─── EXTRAIT DE PAGE

« Je ne me reconnais pas du tout dans les portraits que l’on faits de nous et de l’Allemagne de l’Est », lâche Bianca Schäler. « On nous décrit souvent comme des pauvres qui mouraient de faim. Mais regardez-moi », dit-elle en saisissant ses poignées d’amour. « Est-ce que j’ai l’air d’avoir été morte de faim? »
Franche du collier mais fort sympathique, Bianca Schäler est thuringienne d’origine et gérante de la boutique Ostpaket à Berlin. Celle-ci a la particularité de présenter dans ses étals les mêmes produits que ceux que l’on pouvait trouver au temps de la RDA. Pas de Coca-Cola, ni de soupes Campbell dans les rayons. Ici les « stars » sont plutôt anonymes pour ceux qui n’ont pas connu cette époque : le ketchup Werder, le Russisch Brot (biscuits), les pfeffi & zitro (bonbons), les Schlager–Süßtafel (chocolat à faible teneur en cacao, très cher à l’import en ce temps) ou encore la pâte à tartiner Nudossi.
Les propos introductifs de Bianca Schäler ne sont pas inutiles pour comprendre la logique derrière la création de son magasin : « Nous aussi on a mangé avec des fourchettes et des couteaux » se plait-elle à rappeler comme pour moquer l’arrogance de l’ouest. Et de se replonger dans ses souvenirs d’enfance : « Il y avait des bouchers un peu partout, on mangeait ce qu’on voulait ; je n’ai jamais vu de magasins vides » affirme-t-elle pour battre en brèche les jugements souvent misérabilistes portés sur la RDA. « La vraie différence, c’était dans la présentation : nos produits n’avaient pas autant d’emballages ni de couleurs éclatantes qu’à l’ouest, mais c’est sans doute car ils étaient plus naturels… »

──────

Mettez à jour le passage de l'article sur la boutique Ostpaket commençant par « Franche du collier » et allant jusqu'à « à tartiner Nudossi. », en remplaçant « Berlin » par « Leipzig ». La liste est un matériau distinct, sans rapport avec l'article.

─── RELEVÉS EXTRAITS

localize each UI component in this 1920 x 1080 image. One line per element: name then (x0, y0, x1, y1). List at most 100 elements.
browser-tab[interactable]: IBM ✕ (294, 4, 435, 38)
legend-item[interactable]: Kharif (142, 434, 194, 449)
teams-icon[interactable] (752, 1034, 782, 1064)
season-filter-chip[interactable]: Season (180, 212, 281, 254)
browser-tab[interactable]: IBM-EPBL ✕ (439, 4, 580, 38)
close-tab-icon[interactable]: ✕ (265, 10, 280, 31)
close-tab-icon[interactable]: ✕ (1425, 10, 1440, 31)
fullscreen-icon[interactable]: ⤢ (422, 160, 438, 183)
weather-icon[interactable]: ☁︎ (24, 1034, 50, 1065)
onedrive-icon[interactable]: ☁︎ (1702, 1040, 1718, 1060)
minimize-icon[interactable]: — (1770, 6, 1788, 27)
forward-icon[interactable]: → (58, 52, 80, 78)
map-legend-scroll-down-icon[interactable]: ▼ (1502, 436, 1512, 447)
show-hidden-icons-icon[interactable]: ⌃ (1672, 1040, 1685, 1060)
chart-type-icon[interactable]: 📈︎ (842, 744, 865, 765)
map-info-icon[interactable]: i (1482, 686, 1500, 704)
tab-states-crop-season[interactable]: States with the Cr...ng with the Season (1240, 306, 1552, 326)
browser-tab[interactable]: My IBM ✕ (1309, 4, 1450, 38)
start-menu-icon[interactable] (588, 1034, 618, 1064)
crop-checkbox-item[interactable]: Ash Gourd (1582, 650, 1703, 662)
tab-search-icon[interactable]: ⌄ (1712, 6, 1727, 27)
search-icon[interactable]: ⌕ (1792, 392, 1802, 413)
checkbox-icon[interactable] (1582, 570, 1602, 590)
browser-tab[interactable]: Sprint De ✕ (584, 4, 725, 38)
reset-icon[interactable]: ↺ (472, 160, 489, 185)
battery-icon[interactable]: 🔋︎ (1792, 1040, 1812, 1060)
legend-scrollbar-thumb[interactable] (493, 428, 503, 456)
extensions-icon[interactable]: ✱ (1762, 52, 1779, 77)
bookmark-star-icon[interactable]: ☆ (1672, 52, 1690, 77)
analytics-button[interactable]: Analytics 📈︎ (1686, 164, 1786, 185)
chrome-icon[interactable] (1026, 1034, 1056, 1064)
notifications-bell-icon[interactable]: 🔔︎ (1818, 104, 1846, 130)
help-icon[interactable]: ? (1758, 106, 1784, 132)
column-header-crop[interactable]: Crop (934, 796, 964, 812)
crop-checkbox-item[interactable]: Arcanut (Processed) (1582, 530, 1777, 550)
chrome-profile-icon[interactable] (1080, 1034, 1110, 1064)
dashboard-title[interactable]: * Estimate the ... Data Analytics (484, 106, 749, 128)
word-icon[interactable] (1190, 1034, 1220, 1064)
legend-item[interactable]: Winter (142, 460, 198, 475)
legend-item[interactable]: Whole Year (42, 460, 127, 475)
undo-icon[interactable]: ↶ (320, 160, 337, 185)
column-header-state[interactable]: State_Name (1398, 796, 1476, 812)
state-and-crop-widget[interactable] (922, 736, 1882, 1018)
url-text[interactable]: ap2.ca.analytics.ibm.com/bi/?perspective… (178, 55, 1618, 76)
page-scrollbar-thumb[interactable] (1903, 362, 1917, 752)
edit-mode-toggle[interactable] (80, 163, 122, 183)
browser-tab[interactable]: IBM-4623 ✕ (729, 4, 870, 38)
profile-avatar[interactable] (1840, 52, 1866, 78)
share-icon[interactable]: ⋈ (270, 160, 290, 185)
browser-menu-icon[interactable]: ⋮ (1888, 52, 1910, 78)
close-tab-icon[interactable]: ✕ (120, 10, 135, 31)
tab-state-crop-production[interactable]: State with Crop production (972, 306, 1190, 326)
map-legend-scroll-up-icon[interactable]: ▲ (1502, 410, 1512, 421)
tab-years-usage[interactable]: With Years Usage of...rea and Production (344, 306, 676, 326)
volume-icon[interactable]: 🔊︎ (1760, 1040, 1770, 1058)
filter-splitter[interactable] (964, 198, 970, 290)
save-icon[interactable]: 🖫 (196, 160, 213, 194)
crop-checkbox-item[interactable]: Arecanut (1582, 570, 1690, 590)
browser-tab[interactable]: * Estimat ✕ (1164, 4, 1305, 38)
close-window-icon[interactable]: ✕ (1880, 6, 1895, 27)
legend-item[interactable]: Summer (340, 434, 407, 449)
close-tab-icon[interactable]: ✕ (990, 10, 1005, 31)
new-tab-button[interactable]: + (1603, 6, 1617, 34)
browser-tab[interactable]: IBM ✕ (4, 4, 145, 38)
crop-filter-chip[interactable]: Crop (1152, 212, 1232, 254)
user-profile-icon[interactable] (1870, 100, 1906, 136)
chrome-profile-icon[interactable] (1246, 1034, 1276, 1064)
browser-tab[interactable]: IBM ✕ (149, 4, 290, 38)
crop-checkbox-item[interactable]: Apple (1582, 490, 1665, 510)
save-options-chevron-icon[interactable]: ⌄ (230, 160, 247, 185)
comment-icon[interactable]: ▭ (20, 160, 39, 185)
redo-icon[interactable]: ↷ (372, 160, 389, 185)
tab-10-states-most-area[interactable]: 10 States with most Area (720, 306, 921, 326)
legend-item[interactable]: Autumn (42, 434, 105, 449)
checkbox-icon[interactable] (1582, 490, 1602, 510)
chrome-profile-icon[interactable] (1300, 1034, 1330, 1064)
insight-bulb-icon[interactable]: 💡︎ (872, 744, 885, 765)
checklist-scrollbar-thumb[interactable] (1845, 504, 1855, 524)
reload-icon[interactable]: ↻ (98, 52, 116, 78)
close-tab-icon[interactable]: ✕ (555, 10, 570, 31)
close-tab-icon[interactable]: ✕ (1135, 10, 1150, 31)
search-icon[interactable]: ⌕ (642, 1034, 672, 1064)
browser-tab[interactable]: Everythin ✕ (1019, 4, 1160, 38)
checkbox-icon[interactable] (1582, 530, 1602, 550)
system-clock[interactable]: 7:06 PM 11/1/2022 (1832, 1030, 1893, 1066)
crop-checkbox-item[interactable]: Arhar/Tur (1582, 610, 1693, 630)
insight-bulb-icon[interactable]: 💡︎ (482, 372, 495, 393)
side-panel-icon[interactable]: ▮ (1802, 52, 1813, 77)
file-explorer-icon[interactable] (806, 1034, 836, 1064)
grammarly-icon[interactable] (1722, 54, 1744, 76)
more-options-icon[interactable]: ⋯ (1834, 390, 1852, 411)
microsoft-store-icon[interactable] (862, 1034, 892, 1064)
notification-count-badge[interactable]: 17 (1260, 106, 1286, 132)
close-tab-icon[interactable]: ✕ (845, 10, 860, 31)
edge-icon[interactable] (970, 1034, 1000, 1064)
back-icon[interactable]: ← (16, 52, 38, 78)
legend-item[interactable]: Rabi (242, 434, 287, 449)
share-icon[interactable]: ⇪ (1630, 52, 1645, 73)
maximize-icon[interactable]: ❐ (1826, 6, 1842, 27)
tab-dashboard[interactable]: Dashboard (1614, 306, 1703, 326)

──────

- RÉPONSE ATTENDUE
Franche du collier mais fort sympathique, Bianca Schäler est thuringienne d’origine et gérante de la boutique Ostpaket à Leipzig. Celle-ci a la particularité de présenter dans ses étals les mêmes produits que ceux que l’on pouvait trouver au temps de la RDA. Pas de Coca-Cola, ni de soupes Campbell dans les rayons. Ici les « stars » sont plutôt anonymes pour ceux qui n’ont pas connu cette époque : le ketchup Werder, le Russisch Brot (biscuits), les pfeffi & zitro (bonbons), les Schlager–Süßtafel (chocolat à faible teneur en cacao, très cher à l’import en ce temps) ou encore la pâte à tartiner Nudossi.